The request. Go through the entries below and print each one exactly, leaving out pictures.
• • • • •
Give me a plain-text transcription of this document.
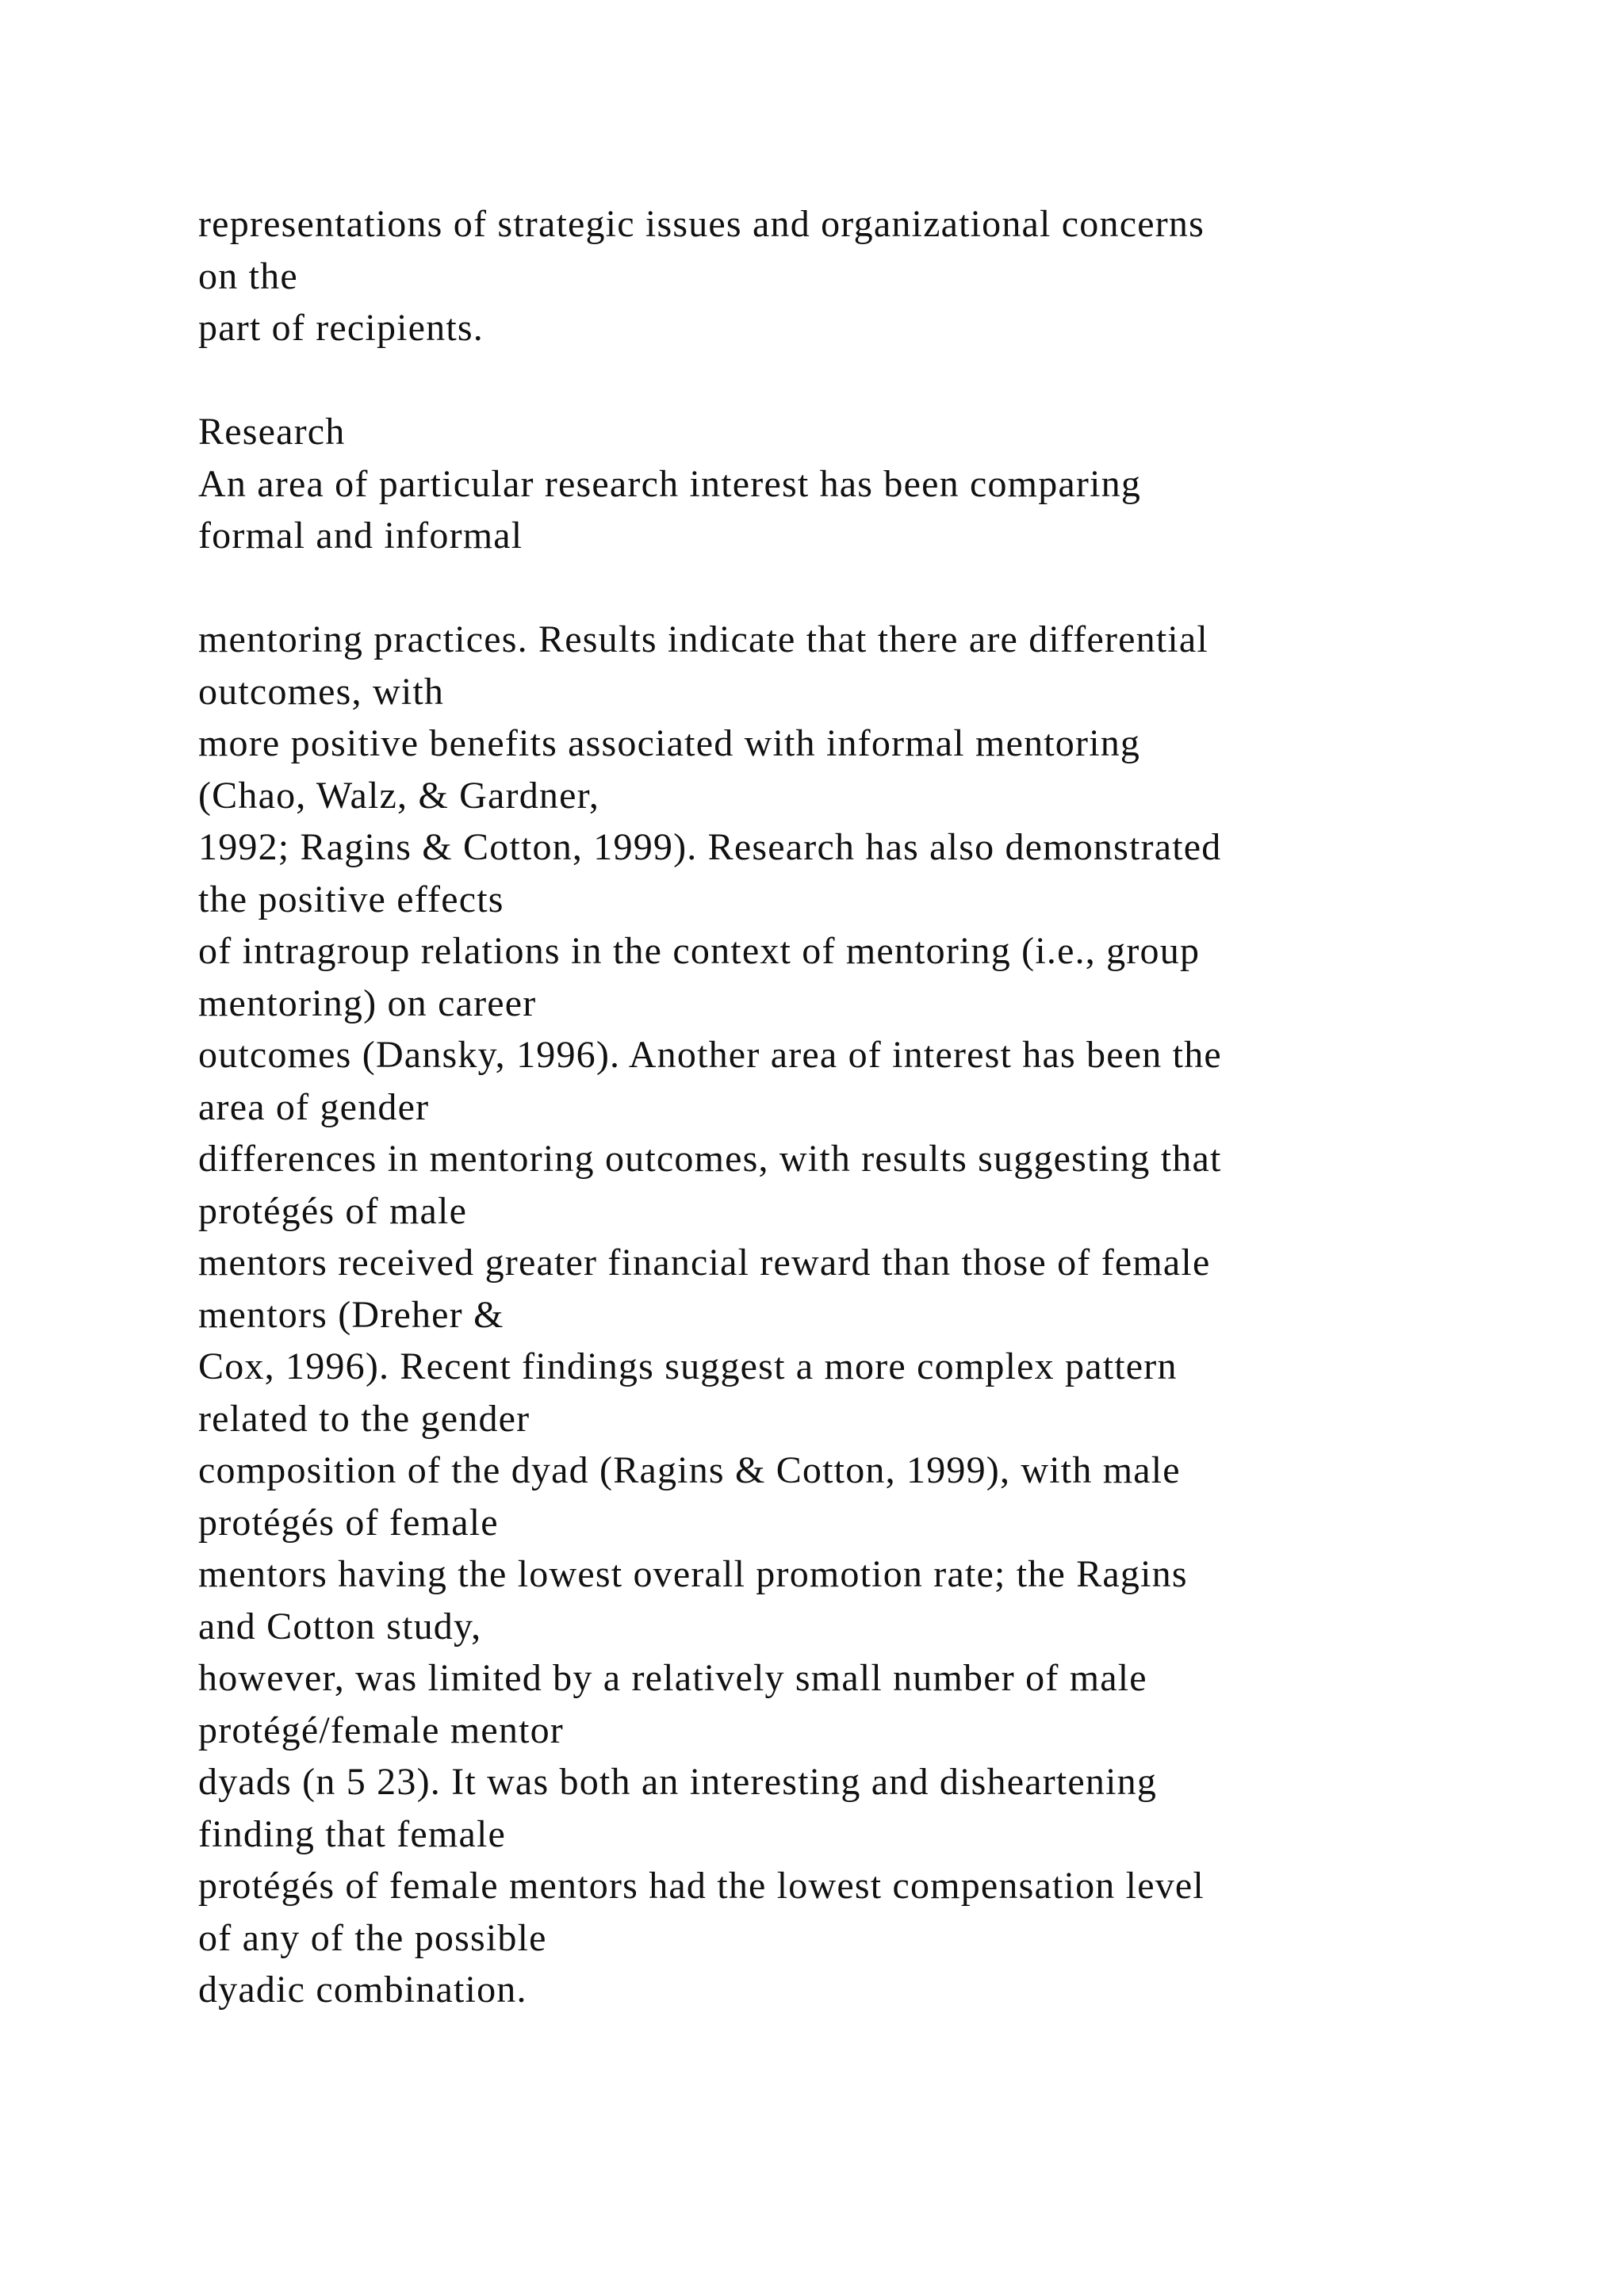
representations of strategic issues and organizational concerns
on the
part of recipients.
Research
An area of particular research interest has been comparing
formal and informal
mentoring practices. Results indicate that there are differential
outcomes, with
more positive benefits associated with informal mentoring
(Chao, Walz, & Gardner,
1992; Ragins & Cotton, 1999). Research has also demonstrated
the positive effects
of intragroup relations in the context of mentoring (i.e., group
mentoring) on career
outcomes (Dansky, 1996). Another area of interest has been the
area of gender
differences in mentoring outcomes, with results suggesting that
protégés of male
mentors received greater financial reward than those of female
mentors (Dreher &
Cox, 1996). Recent findings suggest a more complex pattern
related to the gender
composition of the dyad (Ragins & Cotton, 1999), with male
protégés of female
mentors having the lowest overall promotion rate; the Ragins
and Cotton study,
however, was limited by a relatively small number of male
protégé/female mentor
dyads (n 5 23). It was both an interesting and disheartening
finding that female
protégés of female mentors had the lowest compensation level
of any of the possible
dyadic combination.
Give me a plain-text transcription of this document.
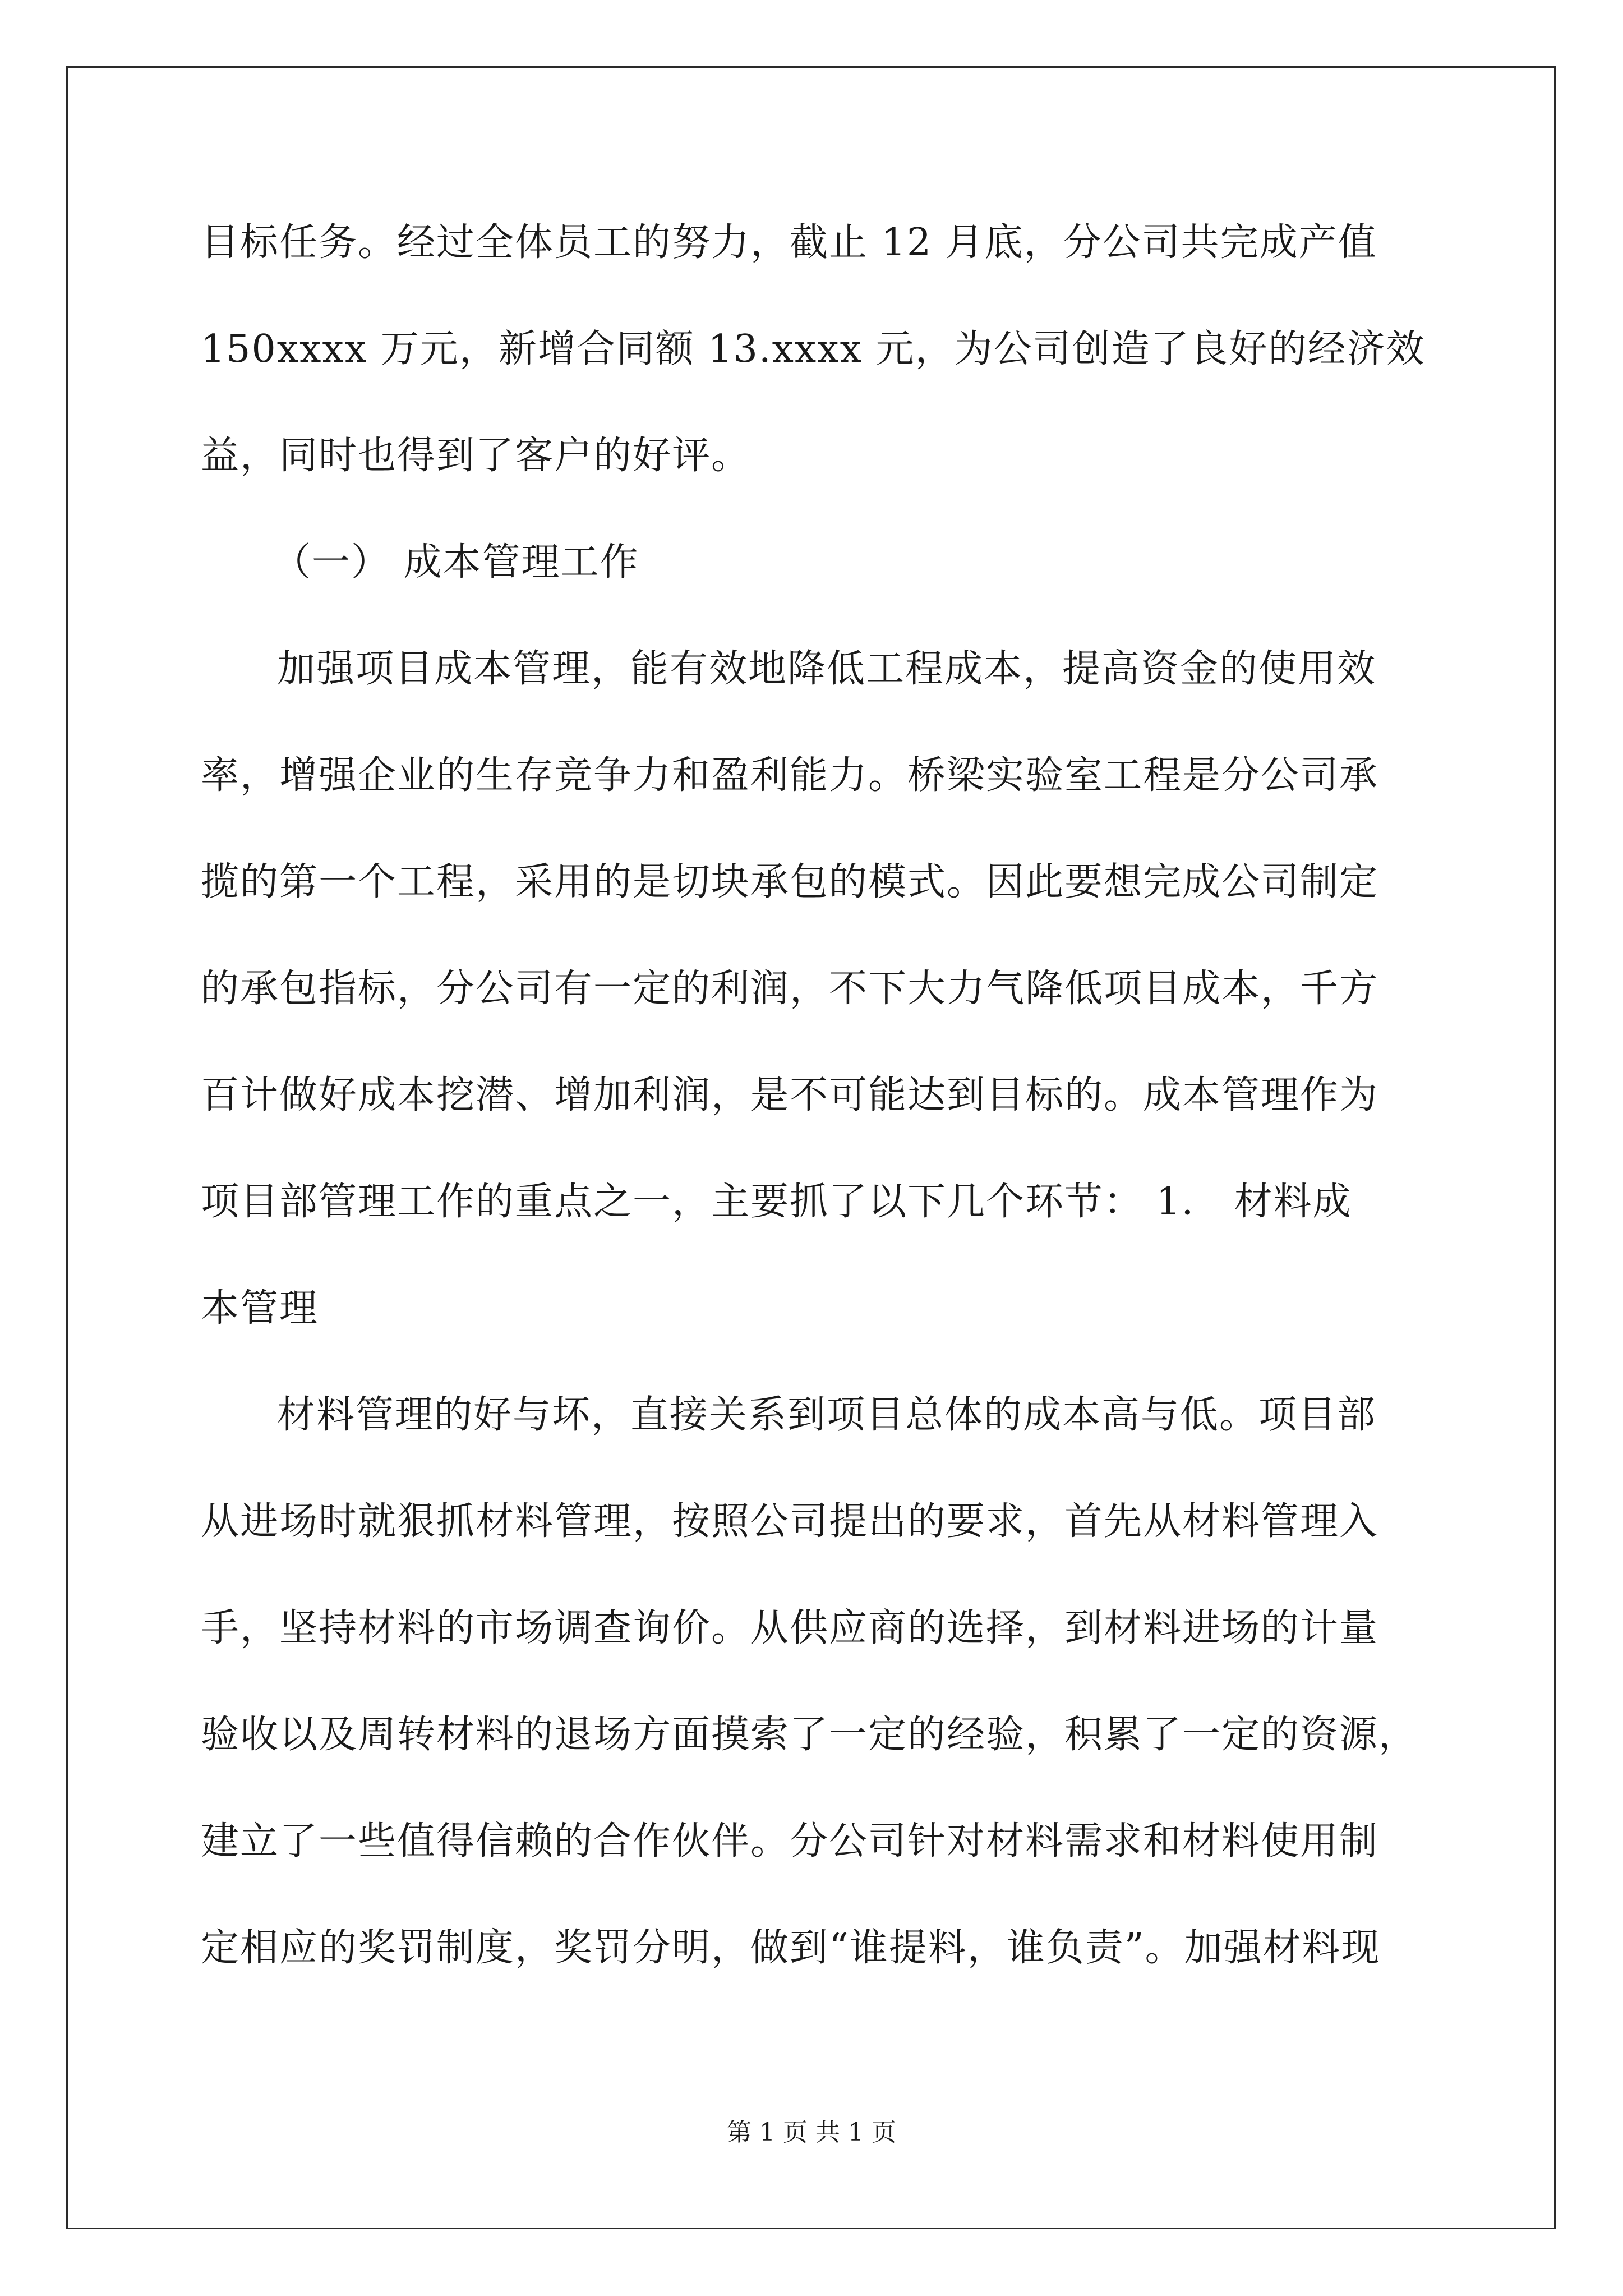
目标任务。经过全体员工的努力，截止 12 月底，分公司共完成产值
150xxxx 万元，新增合同额 13.xxxx 元，为公司创造了良好的经济效
益，同时也得到了客户的好评。
（一） 成本管理工作
加强项目成本管理，能有效地降低工程成本，提高资金的使用效
率，增强企业的生存竞争力和盈利能力。桥梁实验室工程是分公司承
揽的第一个工程，采用的是切块承包的模式。因此要想完成公司制定
的承包指标，分公司有一定的利润，不下大力气降低项目成本，千方
百计做好成本挖潜、增加利润，是不可能达到目标的。成本管理作为
项目部管理工作的重点之一，主要抓了以下几个环节： 1． 材料成
本管理
材料管理的好与坏，直接关系到项目总体的成本高与低。项目部
从进场时就狠抓材料管理，按照公司提出的要求，首先从材料管理入
手，坚持材料的市场调查询价。从供应商的选择，到材料进场的计量
验收以及周转材料的退场方面摸索了一定的经验，积累了一定的资源，
建立了一些值得信赖的合作伙伴。分公司针对材料需求和材料使用制
定相应的奖罚制度，奖罚分明，做到“谁提料，谁负责”。加强材料现
第 1 页 共 1 页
• • • • •
Correct output.
Give me a plain-text transcription of this document.
representations of strategic issues and organizational concerns
on the
part of recipients.
Research
An area of particular research interest has been comparing
formal and informal
mentoring practices. Results indicate that there are differential
outcomes, with
more positive benefits associated with informal mentoring
(Chao, Walz, & Gardner,
1992; Ragins & Cotton, 1999). Research has also demonstrated
the positive effects
of intragroup relations in the context of mentoring (i.e., group
mentoring) on career
outcomes (Dansky, 1996). Another area of interest has been the
area of gender
differences in mentoring outcomes, with results suggesting that
protégés of male
mentors received greater financial reward than those of female
mentors (Dreher &
Cox, 1996). Recent findings suggest a more complex pattern
related to the gender
composition of the dyad (Ragins & Cotton, 1999), with male
protégés of female
mentors having the lowest overall promotion rate; the Ragins
and Cotton study,
however, was limited by a relatively small number of male
protégé/female mentor
dyads (n 5 23). It was both an interesting and disheartening
finding that female
protégés of female mentors had the lowest compensation level
of any of the possible
dyadic combination.
Give me a plain-text transcription of this document.
目标任务。经过全体员工的努力，截止 12 月底，分公司共完成产值
150xxxx 万元，新增合同额 13.xxxx 元，为公司创造了良好的经济效
益，同时也得到了客户的好评。
（一） 成本管理工作
加强项目成本管理，能有效地降低工程成本，提高资金的使用效
率，增强企业的生存竞争力和盈利能力。桥梁实验室工程是分公司承
揽的第一个工程，采用的是切块承包的模式。因此要想完成公司制定
的承包指标，分公司有一定的利润，不下大力气降低项目成本，千方
百计做好成本挖潜、增加利润，是不可能达到目标的。成本管理作为
项目部管理工作的重点之一，主要抓了以下几个环节： 1． 材料成
本管理
材料管理的好与坏，直接关系到项目总体的成本高与低。项目部
从进场时就狠抓材料管理，按照公司提出的要求，首先从材料管理入
手，坚持材料的市场调查询价。从供应商的选择，到材料进场的计量
验收以及周转材料的退场方面摸索了一定的经验，积累了一定的资源，
建立了一些值得信赖的合作伙伴。分公司针对材料需求和材料使用制
定相应的奖罚制度，奖罚分明，做到“谁提料，谁负责”。加强材料现
第 1 页 共 1 页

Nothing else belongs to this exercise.